- **What the task asks**
Scan each line of the records for the word "河南交通职业技术学院" and extract the ones that have it.

Saved entries
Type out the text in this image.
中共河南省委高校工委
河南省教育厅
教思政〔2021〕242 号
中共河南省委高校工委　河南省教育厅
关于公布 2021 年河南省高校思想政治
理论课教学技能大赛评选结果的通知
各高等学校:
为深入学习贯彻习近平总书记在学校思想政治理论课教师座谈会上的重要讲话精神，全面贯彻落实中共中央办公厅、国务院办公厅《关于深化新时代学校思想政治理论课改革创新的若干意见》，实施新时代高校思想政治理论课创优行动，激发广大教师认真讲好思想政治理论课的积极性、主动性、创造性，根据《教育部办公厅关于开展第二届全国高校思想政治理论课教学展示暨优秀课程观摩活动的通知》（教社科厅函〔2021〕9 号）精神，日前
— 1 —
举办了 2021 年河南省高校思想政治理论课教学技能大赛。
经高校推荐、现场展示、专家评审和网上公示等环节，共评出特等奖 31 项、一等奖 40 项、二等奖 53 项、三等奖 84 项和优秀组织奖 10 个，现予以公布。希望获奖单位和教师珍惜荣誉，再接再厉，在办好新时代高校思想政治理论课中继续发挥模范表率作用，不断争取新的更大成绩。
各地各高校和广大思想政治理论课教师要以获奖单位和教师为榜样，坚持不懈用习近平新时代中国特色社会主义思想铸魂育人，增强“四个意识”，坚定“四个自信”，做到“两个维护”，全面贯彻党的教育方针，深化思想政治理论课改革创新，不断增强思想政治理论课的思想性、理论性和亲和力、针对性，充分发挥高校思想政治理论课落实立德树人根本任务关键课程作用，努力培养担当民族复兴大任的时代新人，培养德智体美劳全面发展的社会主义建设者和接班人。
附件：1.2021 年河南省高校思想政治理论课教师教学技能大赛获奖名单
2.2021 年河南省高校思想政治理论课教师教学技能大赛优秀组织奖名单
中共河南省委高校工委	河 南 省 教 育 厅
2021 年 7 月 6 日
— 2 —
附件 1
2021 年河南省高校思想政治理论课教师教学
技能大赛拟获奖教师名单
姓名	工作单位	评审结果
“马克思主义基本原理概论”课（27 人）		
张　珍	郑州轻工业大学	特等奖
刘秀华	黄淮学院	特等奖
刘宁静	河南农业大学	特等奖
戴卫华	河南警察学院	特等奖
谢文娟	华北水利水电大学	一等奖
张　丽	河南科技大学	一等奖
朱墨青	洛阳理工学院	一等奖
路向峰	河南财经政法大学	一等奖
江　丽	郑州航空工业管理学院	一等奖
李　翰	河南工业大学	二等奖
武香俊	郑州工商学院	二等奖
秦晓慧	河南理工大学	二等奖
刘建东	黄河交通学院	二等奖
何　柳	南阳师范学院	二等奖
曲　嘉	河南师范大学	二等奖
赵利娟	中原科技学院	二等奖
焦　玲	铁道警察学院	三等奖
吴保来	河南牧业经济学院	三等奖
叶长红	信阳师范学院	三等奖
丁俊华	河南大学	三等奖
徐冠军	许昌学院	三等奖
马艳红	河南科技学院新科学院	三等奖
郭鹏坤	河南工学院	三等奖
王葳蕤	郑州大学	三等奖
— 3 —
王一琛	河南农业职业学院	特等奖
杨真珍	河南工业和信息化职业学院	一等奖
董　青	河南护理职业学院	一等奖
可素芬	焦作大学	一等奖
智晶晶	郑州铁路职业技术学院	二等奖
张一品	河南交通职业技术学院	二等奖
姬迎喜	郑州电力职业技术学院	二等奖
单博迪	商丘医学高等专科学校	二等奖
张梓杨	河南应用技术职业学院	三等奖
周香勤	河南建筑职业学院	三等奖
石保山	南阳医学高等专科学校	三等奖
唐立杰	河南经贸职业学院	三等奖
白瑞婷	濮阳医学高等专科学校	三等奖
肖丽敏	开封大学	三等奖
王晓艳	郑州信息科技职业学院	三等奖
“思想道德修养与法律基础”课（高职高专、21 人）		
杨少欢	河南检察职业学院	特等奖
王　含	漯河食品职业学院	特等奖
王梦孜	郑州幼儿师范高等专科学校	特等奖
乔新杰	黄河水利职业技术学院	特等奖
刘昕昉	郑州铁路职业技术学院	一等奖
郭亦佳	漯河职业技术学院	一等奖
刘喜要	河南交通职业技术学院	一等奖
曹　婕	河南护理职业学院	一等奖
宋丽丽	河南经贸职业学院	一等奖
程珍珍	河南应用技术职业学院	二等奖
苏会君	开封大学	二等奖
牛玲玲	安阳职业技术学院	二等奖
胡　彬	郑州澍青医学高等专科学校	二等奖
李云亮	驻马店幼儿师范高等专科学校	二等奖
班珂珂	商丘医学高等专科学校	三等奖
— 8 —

- **Final result**
张一品	河南交通职业技术学院	二等奖
刘喜要	河南交通职业技术学院	一等奖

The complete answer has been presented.